THE INPUT start

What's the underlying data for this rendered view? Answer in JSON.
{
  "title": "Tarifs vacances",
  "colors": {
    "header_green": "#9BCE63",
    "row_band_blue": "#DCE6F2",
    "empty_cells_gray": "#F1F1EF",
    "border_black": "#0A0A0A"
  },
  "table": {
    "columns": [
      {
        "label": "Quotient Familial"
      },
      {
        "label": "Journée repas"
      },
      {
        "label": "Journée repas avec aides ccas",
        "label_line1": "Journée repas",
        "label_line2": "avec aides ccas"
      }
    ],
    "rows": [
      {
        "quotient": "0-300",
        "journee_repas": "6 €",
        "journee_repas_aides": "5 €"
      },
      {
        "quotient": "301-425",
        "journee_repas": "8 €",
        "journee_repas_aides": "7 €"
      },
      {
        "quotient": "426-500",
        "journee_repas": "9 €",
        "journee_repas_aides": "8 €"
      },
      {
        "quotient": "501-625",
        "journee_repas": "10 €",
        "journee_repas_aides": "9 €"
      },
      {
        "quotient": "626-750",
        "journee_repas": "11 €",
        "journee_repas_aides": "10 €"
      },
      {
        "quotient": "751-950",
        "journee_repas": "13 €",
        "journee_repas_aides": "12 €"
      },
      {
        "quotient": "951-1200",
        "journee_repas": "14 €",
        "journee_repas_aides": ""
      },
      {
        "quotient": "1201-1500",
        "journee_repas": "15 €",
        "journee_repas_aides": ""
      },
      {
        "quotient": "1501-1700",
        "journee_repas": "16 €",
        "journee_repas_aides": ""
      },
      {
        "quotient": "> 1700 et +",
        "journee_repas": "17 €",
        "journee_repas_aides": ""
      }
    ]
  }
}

THE INPUT end

In the entries above, identify every line with the word "ccas". Copy those lines.

RESULT BELOW.
        "label": "Journée repas avec aides ccas",
        "label_line2": "avec aides ccas"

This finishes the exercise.